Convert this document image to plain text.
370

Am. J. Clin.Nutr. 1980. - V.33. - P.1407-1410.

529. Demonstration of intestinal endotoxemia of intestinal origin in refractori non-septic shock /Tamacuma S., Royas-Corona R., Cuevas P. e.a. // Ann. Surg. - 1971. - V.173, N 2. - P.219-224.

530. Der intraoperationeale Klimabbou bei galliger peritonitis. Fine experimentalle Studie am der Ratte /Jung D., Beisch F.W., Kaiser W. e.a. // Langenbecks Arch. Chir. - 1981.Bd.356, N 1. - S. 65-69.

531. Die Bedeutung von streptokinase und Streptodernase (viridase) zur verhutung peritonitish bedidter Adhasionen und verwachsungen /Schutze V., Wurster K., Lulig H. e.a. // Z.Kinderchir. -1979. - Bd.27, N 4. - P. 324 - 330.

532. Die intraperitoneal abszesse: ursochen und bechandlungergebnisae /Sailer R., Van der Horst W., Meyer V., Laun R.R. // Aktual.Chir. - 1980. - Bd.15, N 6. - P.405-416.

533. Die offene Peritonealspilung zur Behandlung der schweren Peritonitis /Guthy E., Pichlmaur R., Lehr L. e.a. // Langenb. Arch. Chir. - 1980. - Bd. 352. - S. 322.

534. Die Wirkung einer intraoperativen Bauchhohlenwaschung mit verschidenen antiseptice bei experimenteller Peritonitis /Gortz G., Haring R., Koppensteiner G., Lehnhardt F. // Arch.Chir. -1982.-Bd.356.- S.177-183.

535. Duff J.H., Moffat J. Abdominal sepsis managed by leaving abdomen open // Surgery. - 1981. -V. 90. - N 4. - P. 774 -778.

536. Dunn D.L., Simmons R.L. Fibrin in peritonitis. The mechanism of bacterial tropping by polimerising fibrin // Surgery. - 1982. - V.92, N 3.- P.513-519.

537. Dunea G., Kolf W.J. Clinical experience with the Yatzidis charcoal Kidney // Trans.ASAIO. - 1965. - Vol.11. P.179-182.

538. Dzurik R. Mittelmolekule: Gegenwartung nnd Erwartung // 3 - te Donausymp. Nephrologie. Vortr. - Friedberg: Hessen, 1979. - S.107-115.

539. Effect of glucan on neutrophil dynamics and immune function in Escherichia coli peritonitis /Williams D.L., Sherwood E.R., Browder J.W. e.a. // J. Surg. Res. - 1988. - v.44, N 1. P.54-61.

- _PROBLEM REQUIREMENTS_: Copy from the entries only those lines that hold the word "Surgery".

- _OUTPUT BELOW_:
535. Duff J.H., Moffat J. Abdominal sepsis managed by leaving abdomen open // Surgery. - 1981. -V. 90. - N 4. - P. 774 -778.
536. Dunn D.L., Simmons R.L. Fibrin in peritonitis. The mechanism of bacterial tropping by polimerising fibrin // Surgery. - 1982. - V.92, N 3.- P.513-519.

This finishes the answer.